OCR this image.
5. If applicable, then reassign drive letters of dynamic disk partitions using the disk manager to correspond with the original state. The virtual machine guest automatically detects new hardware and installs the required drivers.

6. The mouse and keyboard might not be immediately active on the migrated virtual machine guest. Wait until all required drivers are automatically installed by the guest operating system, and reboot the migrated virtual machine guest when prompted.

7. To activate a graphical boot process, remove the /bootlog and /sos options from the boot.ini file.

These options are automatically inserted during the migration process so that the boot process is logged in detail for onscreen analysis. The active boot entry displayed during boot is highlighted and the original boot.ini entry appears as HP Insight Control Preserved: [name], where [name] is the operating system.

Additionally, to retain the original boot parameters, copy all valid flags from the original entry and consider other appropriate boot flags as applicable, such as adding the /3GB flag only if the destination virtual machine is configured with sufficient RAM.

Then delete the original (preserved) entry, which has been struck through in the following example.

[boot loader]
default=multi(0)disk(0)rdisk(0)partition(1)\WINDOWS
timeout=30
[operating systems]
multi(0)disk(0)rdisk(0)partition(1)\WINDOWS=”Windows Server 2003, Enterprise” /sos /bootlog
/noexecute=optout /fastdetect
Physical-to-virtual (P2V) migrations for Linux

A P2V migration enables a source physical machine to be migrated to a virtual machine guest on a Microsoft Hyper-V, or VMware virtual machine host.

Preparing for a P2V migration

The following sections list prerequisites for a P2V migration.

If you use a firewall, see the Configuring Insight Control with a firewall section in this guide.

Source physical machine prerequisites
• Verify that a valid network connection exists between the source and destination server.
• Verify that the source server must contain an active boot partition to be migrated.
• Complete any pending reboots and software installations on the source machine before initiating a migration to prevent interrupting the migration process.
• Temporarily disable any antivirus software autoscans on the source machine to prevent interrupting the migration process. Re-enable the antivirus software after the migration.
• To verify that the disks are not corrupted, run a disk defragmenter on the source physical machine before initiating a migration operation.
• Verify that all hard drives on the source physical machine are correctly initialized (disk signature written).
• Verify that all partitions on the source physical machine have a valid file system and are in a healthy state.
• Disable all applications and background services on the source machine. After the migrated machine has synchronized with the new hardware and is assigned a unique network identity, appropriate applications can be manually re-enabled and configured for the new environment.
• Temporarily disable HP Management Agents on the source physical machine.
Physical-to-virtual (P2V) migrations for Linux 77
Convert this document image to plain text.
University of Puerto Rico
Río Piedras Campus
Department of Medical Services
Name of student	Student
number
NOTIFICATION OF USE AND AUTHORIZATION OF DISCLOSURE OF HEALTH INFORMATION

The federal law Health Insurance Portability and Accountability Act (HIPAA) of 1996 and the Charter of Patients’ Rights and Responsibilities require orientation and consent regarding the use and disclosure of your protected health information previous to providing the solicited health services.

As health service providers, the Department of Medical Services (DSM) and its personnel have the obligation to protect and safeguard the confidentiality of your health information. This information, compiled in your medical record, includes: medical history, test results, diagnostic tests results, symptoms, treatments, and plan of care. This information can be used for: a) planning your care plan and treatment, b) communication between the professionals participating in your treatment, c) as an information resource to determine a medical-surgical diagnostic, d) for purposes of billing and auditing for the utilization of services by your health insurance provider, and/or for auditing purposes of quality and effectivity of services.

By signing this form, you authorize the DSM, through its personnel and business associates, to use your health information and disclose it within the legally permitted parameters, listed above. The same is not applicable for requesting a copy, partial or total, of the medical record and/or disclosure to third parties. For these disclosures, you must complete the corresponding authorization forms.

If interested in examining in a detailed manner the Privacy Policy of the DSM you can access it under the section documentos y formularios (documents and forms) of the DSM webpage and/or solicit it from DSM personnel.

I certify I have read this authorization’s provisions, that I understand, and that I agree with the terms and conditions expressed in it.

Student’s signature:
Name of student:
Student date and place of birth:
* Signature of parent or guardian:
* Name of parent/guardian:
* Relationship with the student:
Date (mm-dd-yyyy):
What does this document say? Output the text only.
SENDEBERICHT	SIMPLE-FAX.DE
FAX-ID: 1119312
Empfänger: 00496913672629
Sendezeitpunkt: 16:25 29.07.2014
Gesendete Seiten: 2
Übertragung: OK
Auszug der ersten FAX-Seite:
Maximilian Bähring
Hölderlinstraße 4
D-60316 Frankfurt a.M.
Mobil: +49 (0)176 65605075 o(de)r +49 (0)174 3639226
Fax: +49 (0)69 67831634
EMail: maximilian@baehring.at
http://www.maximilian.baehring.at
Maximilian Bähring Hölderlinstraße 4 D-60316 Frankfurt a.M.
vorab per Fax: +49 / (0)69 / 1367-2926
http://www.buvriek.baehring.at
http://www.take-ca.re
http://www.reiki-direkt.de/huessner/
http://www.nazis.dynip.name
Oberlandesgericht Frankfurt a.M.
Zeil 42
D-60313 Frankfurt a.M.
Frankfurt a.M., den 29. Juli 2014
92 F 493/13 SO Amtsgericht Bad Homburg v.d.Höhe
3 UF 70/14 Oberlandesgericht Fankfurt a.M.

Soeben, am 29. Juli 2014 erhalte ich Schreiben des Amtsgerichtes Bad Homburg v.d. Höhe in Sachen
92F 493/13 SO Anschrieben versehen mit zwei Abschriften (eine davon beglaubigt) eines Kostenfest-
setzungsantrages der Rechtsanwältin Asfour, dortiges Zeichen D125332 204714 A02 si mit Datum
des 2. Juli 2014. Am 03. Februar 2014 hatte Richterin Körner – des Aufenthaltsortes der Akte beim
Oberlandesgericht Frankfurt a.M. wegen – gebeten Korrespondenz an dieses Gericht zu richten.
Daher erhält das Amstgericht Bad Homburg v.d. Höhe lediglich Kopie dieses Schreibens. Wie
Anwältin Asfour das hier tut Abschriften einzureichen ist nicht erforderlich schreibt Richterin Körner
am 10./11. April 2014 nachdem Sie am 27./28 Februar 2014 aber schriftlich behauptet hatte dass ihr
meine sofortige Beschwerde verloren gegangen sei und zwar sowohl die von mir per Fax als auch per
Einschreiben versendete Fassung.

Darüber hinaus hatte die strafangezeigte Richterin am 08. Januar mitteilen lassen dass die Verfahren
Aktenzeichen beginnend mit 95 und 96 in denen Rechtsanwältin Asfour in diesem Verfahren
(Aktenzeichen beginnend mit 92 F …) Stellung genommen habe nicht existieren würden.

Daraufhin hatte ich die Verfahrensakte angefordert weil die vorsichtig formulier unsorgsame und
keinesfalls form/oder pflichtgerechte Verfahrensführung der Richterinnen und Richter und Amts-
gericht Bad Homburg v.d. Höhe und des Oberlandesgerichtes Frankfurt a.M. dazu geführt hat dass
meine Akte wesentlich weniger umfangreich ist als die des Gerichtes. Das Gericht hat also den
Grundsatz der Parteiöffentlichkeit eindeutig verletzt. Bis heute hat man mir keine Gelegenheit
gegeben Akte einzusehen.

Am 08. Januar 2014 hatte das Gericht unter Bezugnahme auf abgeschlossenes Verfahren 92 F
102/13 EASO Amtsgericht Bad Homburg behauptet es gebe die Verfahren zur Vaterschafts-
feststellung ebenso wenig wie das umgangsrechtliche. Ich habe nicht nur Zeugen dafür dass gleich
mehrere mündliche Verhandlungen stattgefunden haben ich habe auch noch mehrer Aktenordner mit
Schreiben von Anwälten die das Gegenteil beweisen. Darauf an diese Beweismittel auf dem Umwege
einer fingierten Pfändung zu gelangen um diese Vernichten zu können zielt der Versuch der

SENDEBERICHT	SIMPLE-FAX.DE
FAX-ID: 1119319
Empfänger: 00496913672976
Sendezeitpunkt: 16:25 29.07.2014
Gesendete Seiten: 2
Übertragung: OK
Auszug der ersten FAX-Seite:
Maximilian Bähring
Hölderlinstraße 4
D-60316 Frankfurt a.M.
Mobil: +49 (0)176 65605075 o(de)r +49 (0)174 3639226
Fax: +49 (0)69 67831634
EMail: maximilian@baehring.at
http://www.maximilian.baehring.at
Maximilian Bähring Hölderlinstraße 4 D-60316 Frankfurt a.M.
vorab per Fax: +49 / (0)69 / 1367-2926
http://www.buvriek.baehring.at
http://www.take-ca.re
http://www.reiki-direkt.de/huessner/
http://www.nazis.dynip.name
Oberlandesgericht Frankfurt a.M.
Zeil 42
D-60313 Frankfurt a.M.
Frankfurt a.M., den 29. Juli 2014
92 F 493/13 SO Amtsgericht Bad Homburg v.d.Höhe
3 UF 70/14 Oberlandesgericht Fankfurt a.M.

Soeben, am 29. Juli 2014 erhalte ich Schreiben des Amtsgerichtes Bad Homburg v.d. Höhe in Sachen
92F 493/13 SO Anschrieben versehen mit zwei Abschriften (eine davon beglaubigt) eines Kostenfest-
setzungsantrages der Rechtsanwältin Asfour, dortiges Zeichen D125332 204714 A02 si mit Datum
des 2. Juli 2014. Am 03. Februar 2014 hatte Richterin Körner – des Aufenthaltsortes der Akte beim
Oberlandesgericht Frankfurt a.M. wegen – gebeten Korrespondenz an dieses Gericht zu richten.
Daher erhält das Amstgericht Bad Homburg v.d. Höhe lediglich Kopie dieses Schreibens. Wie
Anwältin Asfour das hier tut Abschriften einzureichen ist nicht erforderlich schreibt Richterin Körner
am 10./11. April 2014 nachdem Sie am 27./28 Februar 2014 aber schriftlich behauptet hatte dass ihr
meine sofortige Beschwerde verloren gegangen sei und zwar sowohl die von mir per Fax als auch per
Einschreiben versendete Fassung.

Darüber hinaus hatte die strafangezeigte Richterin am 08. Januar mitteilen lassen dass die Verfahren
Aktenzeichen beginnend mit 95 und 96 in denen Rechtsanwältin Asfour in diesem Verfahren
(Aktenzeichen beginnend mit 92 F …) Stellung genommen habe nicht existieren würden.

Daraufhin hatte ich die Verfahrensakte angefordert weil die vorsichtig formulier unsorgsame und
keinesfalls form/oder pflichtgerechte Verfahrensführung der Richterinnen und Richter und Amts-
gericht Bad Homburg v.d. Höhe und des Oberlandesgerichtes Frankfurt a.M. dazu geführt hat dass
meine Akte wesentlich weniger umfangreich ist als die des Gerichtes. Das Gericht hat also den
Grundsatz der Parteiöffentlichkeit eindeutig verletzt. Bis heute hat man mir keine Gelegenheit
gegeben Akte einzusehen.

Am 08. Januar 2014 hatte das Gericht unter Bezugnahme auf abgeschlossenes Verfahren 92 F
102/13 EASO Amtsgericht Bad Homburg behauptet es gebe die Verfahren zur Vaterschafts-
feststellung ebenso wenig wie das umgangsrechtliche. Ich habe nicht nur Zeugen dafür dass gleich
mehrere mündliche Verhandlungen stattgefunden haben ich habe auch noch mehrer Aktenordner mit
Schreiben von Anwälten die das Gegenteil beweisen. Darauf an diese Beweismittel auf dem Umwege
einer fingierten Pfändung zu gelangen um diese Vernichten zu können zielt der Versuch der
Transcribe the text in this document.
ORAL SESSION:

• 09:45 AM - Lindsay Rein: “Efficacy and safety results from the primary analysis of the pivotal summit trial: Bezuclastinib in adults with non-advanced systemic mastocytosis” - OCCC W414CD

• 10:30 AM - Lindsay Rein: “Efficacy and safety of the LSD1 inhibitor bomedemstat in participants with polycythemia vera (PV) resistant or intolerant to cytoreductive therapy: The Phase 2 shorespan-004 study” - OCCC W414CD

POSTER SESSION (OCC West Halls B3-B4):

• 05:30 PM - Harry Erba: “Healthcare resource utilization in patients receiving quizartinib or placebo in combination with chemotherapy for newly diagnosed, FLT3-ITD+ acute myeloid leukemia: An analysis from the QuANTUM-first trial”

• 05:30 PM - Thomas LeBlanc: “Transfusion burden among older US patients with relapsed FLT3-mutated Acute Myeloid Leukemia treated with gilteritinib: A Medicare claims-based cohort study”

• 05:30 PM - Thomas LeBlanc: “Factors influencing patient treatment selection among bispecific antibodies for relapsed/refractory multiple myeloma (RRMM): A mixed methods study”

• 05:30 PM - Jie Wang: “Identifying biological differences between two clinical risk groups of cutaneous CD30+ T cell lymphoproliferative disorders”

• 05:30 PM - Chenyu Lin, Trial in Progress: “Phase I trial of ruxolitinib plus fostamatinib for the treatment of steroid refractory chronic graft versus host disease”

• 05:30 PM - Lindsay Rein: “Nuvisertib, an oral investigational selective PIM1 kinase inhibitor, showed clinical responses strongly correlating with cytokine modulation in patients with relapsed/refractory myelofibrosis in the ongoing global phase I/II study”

---*---

**EXERCISE PROMPT**
Where does the word "software" appear in the records above? Return every line that holds it.

**WRITTEN RESPONSE**
• Complete any pending reboots and software installations on the source machine before initiating a migration to prevent interrupting the migration process.
• Temporarily disable any antivirus software autoscans on the source machine to prevent interrupting the migration process. Re-enable the antivirus software after the migration.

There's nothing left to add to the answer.